- Exercise description
Repeat all entries exactly.

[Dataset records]
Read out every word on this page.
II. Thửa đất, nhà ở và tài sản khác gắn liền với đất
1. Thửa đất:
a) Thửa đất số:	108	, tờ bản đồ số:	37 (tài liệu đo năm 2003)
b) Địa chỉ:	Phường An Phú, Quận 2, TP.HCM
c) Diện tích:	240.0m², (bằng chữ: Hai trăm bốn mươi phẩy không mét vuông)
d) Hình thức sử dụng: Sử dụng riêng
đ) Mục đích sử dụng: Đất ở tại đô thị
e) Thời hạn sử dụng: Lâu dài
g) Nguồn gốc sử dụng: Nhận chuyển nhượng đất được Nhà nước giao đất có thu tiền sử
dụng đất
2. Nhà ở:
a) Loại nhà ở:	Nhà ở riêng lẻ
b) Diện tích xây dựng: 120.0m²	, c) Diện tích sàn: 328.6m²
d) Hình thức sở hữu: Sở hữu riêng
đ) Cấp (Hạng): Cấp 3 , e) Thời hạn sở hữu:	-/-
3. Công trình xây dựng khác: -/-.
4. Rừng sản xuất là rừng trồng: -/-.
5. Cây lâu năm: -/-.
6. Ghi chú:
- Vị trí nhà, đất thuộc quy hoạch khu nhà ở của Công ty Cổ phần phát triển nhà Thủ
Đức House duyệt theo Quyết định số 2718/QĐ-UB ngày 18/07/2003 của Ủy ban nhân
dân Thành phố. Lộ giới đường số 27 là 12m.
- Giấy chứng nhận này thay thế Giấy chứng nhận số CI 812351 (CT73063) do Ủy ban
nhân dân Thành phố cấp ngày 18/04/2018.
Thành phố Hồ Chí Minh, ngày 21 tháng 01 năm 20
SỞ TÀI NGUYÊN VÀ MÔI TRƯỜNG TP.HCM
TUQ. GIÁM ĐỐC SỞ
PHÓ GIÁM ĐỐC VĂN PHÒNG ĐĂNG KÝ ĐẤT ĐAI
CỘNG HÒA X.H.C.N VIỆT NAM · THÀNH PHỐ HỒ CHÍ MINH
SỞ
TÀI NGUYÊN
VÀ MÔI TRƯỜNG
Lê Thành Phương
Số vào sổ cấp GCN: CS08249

- Result of this exercise
Read out every word on this page.
II. Thửa đất, nhà ở và tài sản khác gắn liền với đất
1. Thửa đất:
a) Thửa đất số:	108	, tờ bản đồ số:	37 (tài liệu đo năm 2003)
b) Địa chỉ:	Phường An Phú, Quận 2, TP.HCM
c) Diện tích:	240.0m², (bằng chữ: Hai trăm bốn mươi phẩy không mét vuông)
d) Hình thức sử dụng: Sử dụng riêng
đ) Mục đích sử dụng: Đất ở tại đô thị
e) Thời hạn sử dụng: Lâu dài
g) Nguồn gốc sử dụng: Nhận chuyển nhượng đất được Nhà nước giao đất có thu tiền sử
dụng đất
2. Nhà ở:
a) Loại nhà ở:	Nhà ở riêng lẻ
b) Diện tích xây dựng: 120.0m²	, c) Diện tích sàn: 328.6m²
d) Hình thức sở hữu: Sở hữu riêng
đ) Cấp (Hạng): Cấp 3 , e) Thời hạn sở hữu:	-/-
3. Công trình xây dựng khác: -/-.
4. Rừng sản xuất là rừng trồng: -/-.
5. Cây lâu năm: -/-.
6. Ghi chú:
- Vị trí nhà, đất thuộc quy hoạch khu nhà ở của Công ty Cổ phần phát triển nhà Thủ
Đức House duyệt theo Quyết định số 2718/QĐ-UB ngày 18/07/2003 của Ủy ban nhân
dân Thành phố. Lộ giới đường số 27 là 12m.
- Giấy chứng nhận này thay thế Giấy chứng nhận số CI 812351 (CT73063) do Ủy ban
nhân dân Thành phố cấp ngày 18/04/2018.
Thành phố Hồ Chí Minh, ngày 21 tháng 01 năm 20
SỞ TÀI NGUYÊN VÀ MÔI TRƯỜNG TP.HCM
TUQ. GIÁM ĐỐC SỞ
PHÓ GIÁM ĐỐC VĂN PHÒNG ĐĂNG KÝ ĐẤT ĐAI
CỘNG HÒA X.H.C.N VIỆT NAM · THÀNH PHỐ HỒ CHÍ MINH
SỞ
TÀI NGUYÊN
VÀ MÔI TRƯỜNG
Lê Thành Phương
Số vào sổ cấp GCN: CS08249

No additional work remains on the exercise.